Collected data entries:
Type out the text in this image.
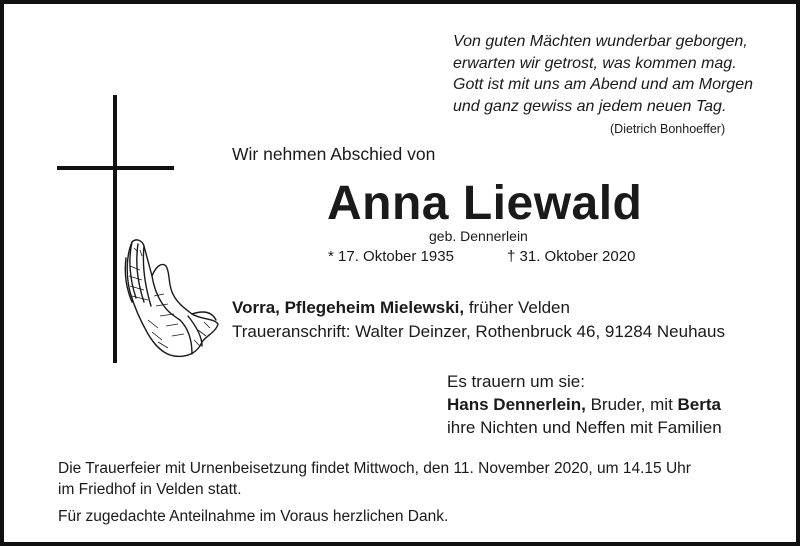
Von guten Mächten wunderbar geborgen,
erwarten wir getrost, was kommen mag.
Gott ist mit uns am Abend und am Morgen
und ganz gewiss an jedem neuen Tag.
(Dietrich Bonhoeffer)
Wir nehmen Abschied von
Anna Liewald
geb. Dennerlein
* 17. Oktober 1935	† 31. Oktober 2020
Vorra, Pflegeheim Mielewski, früher Velden
Traueranschrift: Walter Deinzer, Rothenbruck 46, 91284 Neuhaus
Es trauern um sie:
Hans Dennerlein, Bruder, mit Berta
ihre Nichten und Neffen mit Familien
Die Trauerfeier mit Urnenbeisetzung findet Mittwoch, den 11. November 2020, um 14.15 Uhr
im Friedhof in Velden statt.
Für zugedachte Anteilnahme im Voraus herzlichen Dank.
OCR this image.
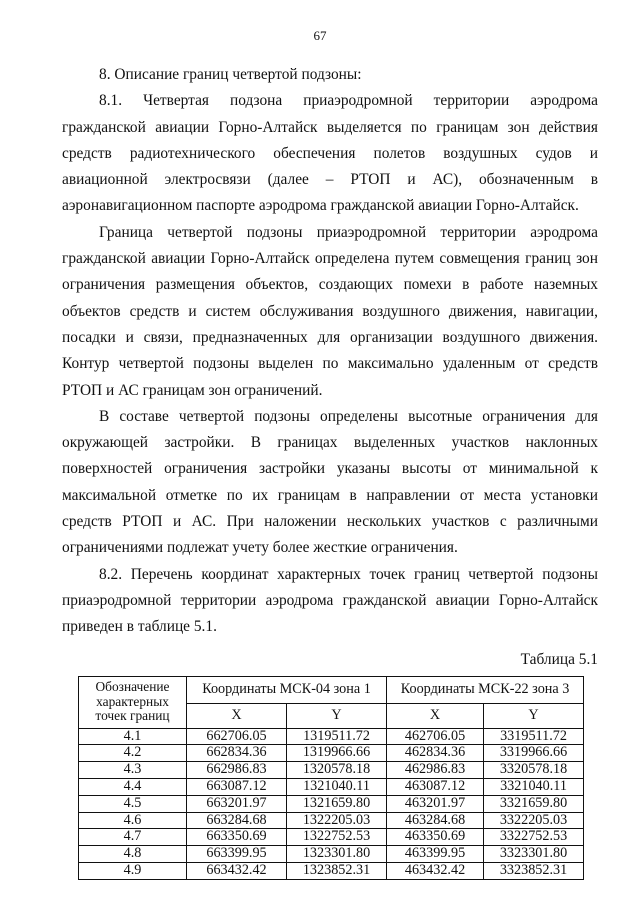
67

8. Описание границ четвертой подзоны:

8.1. Четвертая подзона приаэродромной территории аэродрома гражданской авиации Горно-Алтайск выделяется по границам зон действия средств радиотехнического обеспечения полетов воздушных судов и авиационной электросвязи (далее – РТОП и АС), обозначенным в аэронавигационном паспорте аэродрома гражданской авиации Горно-Алтайск.

Граница четвертой подзоны приаэродромной территории аэродрома гражданской авиации Горно-Алтайск определена путем совмещения границ зон ограничения размещения объектов, создающих помехи в работе наземных объектов средств и систем обслуживания воздушного движения, навигации, посадки и связи, предназначенных для организации воздушного движения. Контур четвертой подзоны выделен по максимально удаленным от средств РТОП и АС границам зон ограничений.

В составе четвертой подзоны определены высотные ограничения для окружающей застройки. В границах выделенных участков наклонных поверхностей ограничения застройки указаны высоты от минимальной к максимальной отметке по их границам в направлении от места установки средств РТОП и АС. При наложении нескольких участков с различными ограничениями подлежат учету более жесткие ограничения.

8.2. Перечень координат характерных точек границ четвертой подзоны приаэродромной территории аэродрома гражданской авиации Горно-Алтайск приведен в таблице 5.1.

Таблица 5.1
Обозначение характерных точек границ	Координаты МСК-04 зона 1		Координаты МСК-22 зона 3	
	X	Y	X	Y
4.1	662706.05	1319511.72	462706.05	3319511.72
4.2	662834.36	1319966.66	462834.36	3319966.66
4.3	662986.83	1320578.18	462986.83	3320578.18
4.4	663087.12	1321040.11	463087.12	3321040.11
4.5	663201.97	1321659.80	463201.97	3321659.80
4.6	663284.68	1322205.03	463284.68	3322205.03
4.7	663350.69	1322752.53	463350.69	3322752.53
4.8	663399.95	1323301.80	463399.95	3323301.80
4.9	663432.42	1323852.31	463432.42	3323852.31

→ REQUIRED TASK: Find the lines containing "характерных" and pull them out.

→ SOLUTION BELOW:
8.2. Перечень координат характерных точек границ четвертой подзоны приаэродромной территории аэродрома гражданской авиации Горно-Алтайск приведен в таблице 5.1.
Обозначение характерных точек границ	Координаты МСК-04 зона 1		Координаты МСК-22 зона 3	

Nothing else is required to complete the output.